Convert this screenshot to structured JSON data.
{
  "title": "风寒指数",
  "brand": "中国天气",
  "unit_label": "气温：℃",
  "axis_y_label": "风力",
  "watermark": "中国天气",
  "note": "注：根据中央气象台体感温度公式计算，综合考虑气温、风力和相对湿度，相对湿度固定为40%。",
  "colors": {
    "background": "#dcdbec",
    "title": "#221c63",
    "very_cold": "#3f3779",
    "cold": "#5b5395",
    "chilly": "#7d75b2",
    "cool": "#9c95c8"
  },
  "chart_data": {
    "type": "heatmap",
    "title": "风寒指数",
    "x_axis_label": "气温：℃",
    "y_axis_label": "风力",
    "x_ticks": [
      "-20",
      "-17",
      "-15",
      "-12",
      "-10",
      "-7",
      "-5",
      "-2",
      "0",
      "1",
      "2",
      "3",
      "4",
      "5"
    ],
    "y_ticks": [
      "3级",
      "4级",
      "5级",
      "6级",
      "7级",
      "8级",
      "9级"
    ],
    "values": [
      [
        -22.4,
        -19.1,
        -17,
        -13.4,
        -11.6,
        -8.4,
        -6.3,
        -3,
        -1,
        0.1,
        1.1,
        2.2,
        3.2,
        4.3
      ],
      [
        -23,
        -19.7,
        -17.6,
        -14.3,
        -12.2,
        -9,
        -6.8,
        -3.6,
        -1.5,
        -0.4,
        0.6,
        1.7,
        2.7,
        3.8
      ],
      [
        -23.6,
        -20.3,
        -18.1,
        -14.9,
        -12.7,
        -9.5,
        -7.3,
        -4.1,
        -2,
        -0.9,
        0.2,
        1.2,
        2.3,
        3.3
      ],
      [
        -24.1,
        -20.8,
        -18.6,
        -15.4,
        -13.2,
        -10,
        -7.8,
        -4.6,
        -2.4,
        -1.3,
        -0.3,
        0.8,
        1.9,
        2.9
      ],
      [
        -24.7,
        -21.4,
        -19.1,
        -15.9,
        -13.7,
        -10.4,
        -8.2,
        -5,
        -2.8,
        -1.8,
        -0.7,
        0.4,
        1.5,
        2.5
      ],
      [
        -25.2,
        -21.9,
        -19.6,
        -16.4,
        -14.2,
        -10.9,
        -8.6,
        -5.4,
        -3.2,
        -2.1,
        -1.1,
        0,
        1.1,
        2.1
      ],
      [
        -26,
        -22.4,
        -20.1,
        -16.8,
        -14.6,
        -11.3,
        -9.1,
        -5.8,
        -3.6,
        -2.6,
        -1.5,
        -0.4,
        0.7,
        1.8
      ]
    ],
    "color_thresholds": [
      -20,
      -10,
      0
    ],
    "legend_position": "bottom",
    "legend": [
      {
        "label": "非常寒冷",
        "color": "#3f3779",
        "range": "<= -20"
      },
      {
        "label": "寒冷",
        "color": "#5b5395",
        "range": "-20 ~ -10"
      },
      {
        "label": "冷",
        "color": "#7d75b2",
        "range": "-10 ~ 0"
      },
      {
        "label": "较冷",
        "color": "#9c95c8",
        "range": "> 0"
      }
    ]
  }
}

------------------------------------------------------------------------

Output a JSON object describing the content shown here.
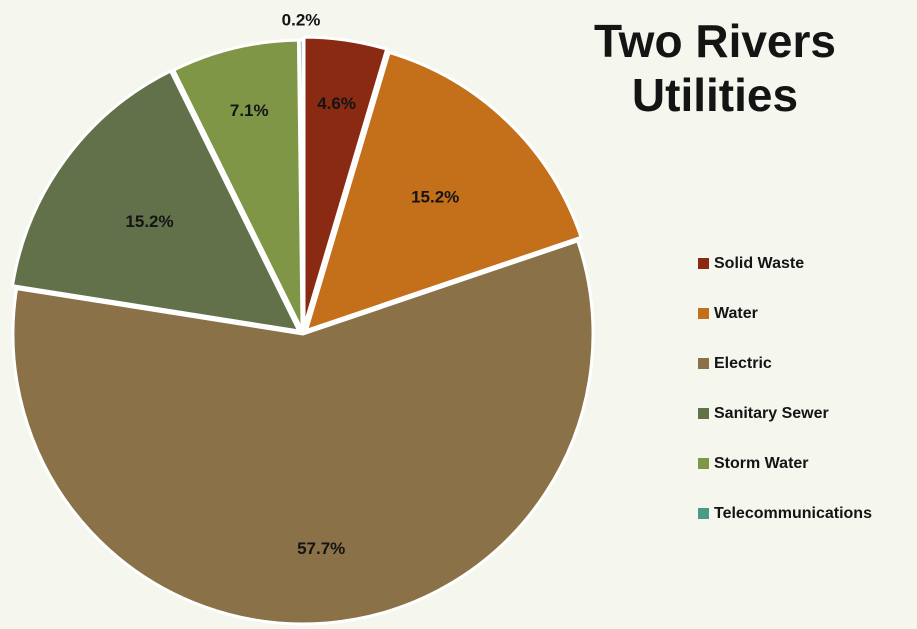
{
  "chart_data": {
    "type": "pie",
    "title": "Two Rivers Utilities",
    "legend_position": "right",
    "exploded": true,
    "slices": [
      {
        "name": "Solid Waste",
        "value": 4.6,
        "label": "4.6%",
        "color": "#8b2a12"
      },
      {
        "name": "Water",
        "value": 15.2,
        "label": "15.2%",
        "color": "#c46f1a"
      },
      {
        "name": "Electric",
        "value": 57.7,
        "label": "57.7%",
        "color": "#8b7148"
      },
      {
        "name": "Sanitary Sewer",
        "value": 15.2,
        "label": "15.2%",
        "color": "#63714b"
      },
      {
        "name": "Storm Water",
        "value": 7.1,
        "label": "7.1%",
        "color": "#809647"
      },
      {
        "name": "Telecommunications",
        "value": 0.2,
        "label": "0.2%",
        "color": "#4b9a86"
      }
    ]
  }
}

------------------------------------------------------------------------

> **EXERCISE AIM**: Copy every line of the data that holds the string "title".

> **THE REPLY**:
  "title": "风寒指数",
    "title": "#221c63",
    "title": "风寒指数",
    "title": "Two Rivers Utilities",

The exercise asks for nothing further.